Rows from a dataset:
━━━━━━━━
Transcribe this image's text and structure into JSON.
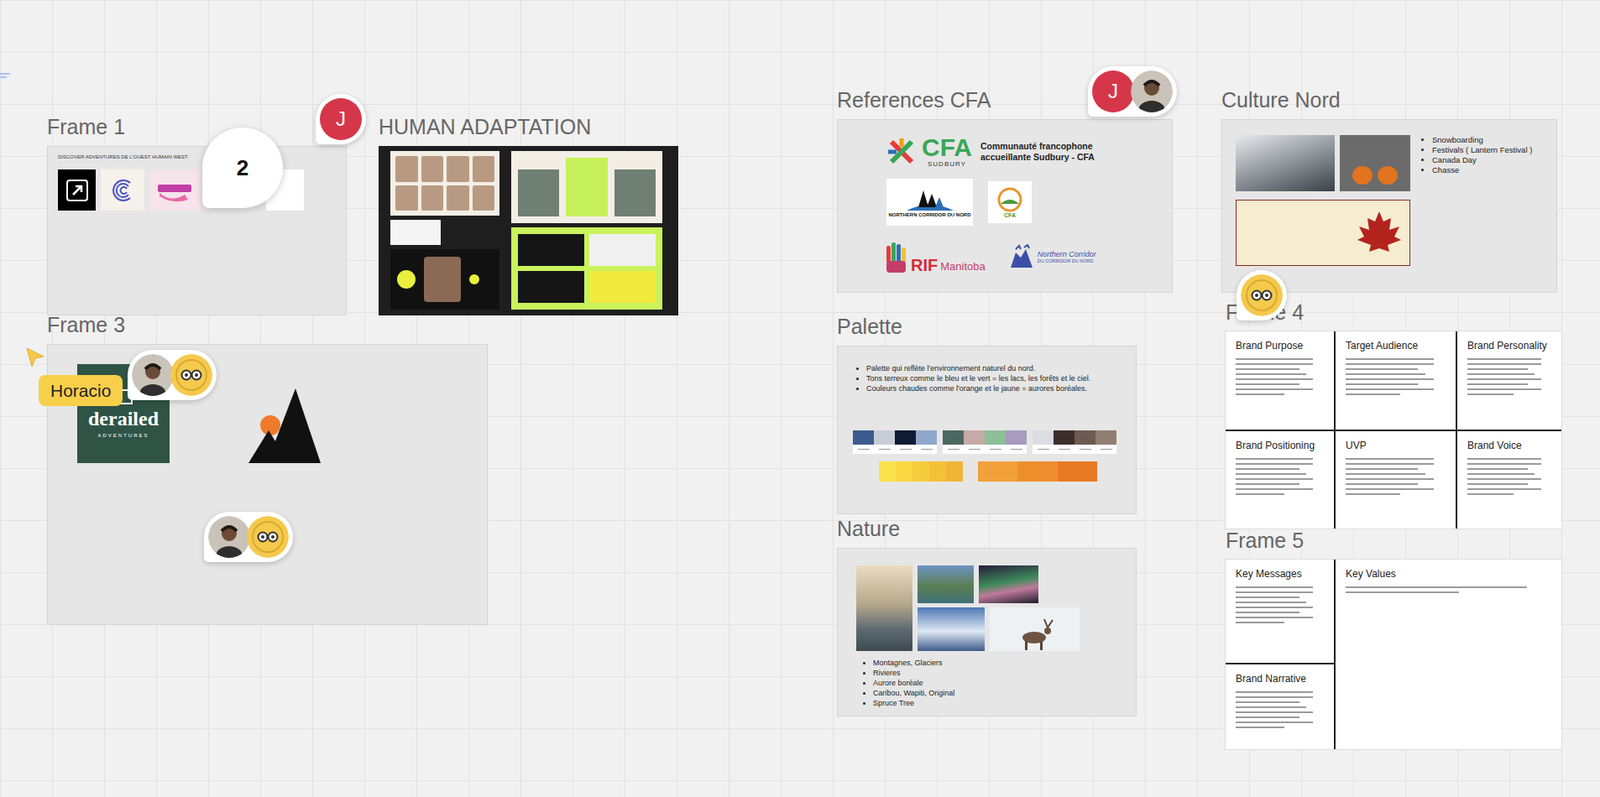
{
  "frame1": {
    "title": "Frame 1",
    "caption": "DISCOVER ADVENTURES DE L'OUEST HUMAIN WEST"
  },
  "moodboard": {
    "title": "HUMAN ADAPTATION"
  },
  "frame3": {
    "title": "Frame 3",
    "logo": {
      "name": "derailed",
      "tagline": "ADVENTURES"
    }
  },
  "references": {
    "title": "References CFA",
    "cfa": {
      "mark": "CFA",
      "city": "SUDBURY",
      "name": "Communauté francophone accueillante Sudbury - CFA"
    },
    "corridor": {
      "line1": "NORTHERN CORRIDOR DU NORD"
    },
    "badge": "CFA",
    "rif": {
      "mark": "RIF",
      "region": "Manitoba"
    },
    "corridor2": {
      "line1": "Northern Corridor",
      "line2": "DU CORRIDOR DU NORD"
    }
  },
  "culture": {
    "title": "Culture Nord",
    "bullets": [
      "Snowboarding",
      "Festivals ( Lantern Festival )",
      "Canada Day",
      "Chasse"
    ]
  },
  "palette": {
    "title": "Palette",
    "bullets": [
      "Palette qui reflète l'environnement naturel du nord.",
      "Tons terreux comme le bleu et le vert = les lacs, les forêts et le ciel.",
      "Couleurs chaudes comme l'orange et le jaune = aurores boréales."
    ],
    "groups": [
      {
        "swatches": [
          {
            "color": "#3c5a8d"
          },
          {
            "color": "#c8ccd6"
          },
          {
            "color": "#0f1b34"
          },
          {
            "color": "#8ea7cb"
          }
        ]
      },
      {
        "swatches": [
          {
            "color": "#4b6862"
          },
          {
            "color": "#c6aaa5"
          },
          {
            "color": "#8dbf98"
          },
          {
            "color": "#a79abf"
          }
        ]
      },
      {
        "swatches": [
          {
            "color": "#dcdde3"
          },
          {
            "color": "#3c2e2a"
          },
          {
            "color": "#6c5b51"
          },
          {
            "color": "#917e72"
          }
        ]
      }
    ],
    "warm": [
      {
        "shades": [
          {
            "color": "#fbe24a"
          },
          {
            "color": "#f9d840"
          },
          {
            "color": "#f7cc3c"
          },
          {
            "color": "#f4c038"
          },
          {
            "color": "#f2b436"
          }
        ]
      },
      {
        "shades": [
          {
            "color": "#f2a03a"
          },
          {
            "color": "#ee8f2e"
          },
          {
            "color": "#e97a24"
          }
        ]
      }
    ]
  },
  "nature": {
    "title": "Nature",
    "bullets": [
      "Montagnes, Glaciers",
      "Rivieres",
      "Aurore boréale",
      "Caribou, Wapiti, Original",
      "Spruce Tree"
    ]
  },
  "frame4": {
    "title": "Frame 4",
    "cells": [
      {
        "label": "Brand Purpose"
      },
      {
        "label": "Target Audience"
      },
      {
        "label": "Brand Personality"
      },
      {
        "label": "Brand Positioning"
      },
      {
        "label": "UVP"
      },
      {
        "label": "Brand Voice"
      }
    ]
  },
  "frame5": {
    "title": "Frame 5",
    "cells": [
      {
        "label": "Key Messages"
      },
      {
        "label": "Key Values"
      },
      {
        "label": "Brand Narrative"
      }
    ]
  },
  "comment": {
    "count": "2"
  },
  "cursor": {
    "name": "Horacio"
  },
  "presence": [
    {
      "members": [
        {
          "kind": "initial",
          "initial": "J"
        }
      ]
    },
    {
      "members": [
        {
          "kind": "initial",
          "initial": "J"
        },
        {
          "kind": "photo"
        }
      ]
    },
    {
      "members": [
        {
          "kind": "photo"
        },
        {
          "kind": "logo"
        }
      ]
    },
    {
      "members": [
        {
          "kind": "photo"
        },
        {
          "kind": "logo"
        }
      ]
    },
    {
      "members": [
        {
          "kind": "logo"
        }
      ]
    }
  ]
}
━━━━━━━━
Go through the data above and find the lines with the word "label". Copy each of those lines.

§ Output for this task:
        "label": "Brand Purpose"
        "label": "Target Audience"
        "label": "Brand Personality"
        "label": "Brand Positioning"
        "label": "UVP"
        "label": "Brand Voice"
        "label": "Key Messages"
        "label": "Key Values"
        "label": "Brand Narrative"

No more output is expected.